Short problem: Pick out the lines below that include the string "accept".

Information given:
━━━━━━━━━━━━━━━━

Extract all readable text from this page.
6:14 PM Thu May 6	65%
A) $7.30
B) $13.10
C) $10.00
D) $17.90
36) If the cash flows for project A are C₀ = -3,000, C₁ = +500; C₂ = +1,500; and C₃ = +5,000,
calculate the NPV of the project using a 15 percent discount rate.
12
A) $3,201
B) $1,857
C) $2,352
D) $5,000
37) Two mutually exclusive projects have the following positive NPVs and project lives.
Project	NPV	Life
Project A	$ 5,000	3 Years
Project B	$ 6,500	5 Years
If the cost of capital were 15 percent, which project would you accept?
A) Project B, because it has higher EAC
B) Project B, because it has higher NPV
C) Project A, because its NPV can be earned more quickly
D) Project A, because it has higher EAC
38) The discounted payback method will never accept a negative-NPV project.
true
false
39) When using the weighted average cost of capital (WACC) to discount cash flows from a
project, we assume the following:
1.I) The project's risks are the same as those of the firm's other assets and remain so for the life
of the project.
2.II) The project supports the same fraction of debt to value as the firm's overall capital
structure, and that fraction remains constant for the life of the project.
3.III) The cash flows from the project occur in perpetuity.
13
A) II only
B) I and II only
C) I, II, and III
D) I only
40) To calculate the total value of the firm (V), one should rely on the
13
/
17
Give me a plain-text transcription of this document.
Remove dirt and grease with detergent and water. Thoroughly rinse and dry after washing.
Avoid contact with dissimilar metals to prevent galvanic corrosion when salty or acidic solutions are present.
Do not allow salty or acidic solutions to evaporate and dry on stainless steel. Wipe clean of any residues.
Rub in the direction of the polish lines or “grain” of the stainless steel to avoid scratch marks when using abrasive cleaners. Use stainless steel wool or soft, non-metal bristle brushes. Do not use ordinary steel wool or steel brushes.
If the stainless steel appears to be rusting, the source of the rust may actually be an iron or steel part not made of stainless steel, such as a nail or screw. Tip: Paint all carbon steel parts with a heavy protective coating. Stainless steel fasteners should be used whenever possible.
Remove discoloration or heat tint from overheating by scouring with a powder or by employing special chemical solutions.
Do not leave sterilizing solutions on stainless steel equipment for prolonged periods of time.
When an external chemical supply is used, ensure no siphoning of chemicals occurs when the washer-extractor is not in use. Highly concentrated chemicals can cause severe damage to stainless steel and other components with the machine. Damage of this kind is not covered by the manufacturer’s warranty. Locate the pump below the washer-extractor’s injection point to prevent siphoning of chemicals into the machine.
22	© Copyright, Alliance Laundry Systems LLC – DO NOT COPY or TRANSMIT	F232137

━━━━━━━━━━━━━━━━

Correct output:
If the cost of capital were 15 percent, which project would you accept?
38) The discounted payback method will never accept a negative-NPV project.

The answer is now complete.